-------- Data listing --------

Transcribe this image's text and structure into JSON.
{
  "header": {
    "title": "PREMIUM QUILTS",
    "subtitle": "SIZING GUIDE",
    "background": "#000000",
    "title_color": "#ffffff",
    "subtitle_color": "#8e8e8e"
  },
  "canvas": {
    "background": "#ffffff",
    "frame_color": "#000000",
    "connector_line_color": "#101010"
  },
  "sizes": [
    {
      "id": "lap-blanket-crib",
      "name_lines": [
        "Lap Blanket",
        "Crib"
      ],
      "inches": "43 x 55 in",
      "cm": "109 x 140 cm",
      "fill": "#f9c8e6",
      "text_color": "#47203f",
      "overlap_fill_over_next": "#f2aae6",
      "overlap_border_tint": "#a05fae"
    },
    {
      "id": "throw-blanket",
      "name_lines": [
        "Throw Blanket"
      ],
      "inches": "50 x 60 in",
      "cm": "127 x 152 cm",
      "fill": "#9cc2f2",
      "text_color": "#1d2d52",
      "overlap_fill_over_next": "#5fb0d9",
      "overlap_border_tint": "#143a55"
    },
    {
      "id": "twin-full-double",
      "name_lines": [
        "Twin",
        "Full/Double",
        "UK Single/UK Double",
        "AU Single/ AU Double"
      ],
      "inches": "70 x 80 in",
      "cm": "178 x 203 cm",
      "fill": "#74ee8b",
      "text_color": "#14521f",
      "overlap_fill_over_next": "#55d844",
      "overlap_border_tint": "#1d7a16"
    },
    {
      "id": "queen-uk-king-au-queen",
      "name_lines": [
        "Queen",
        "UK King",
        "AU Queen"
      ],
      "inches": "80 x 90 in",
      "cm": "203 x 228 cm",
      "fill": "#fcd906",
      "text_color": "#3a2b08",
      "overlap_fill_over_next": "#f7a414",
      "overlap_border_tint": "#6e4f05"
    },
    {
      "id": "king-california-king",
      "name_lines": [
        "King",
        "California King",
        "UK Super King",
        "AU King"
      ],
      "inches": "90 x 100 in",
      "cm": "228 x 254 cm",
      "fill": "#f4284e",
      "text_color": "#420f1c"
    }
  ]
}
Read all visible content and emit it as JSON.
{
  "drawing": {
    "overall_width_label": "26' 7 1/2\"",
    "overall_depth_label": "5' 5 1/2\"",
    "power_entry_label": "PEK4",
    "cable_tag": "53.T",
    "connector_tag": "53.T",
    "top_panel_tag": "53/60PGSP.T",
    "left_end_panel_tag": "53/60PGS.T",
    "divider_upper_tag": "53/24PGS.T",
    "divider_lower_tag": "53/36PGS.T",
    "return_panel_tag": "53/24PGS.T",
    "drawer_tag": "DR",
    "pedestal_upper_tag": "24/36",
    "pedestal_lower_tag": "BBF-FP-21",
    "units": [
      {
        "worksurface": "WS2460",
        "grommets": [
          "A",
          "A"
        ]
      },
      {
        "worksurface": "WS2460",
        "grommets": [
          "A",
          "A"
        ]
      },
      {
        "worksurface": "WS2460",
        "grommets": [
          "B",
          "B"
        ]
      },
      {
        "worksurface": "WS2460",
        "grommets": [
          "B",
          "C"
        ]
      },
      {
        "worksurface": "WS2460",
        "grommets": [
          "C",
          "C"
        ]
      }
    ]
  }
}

--------

Work to do: Copy out each line of the listing that holds "ffffff".

Exercise response:
    "title_color": "#ffffff",
    "background": "#ffffff",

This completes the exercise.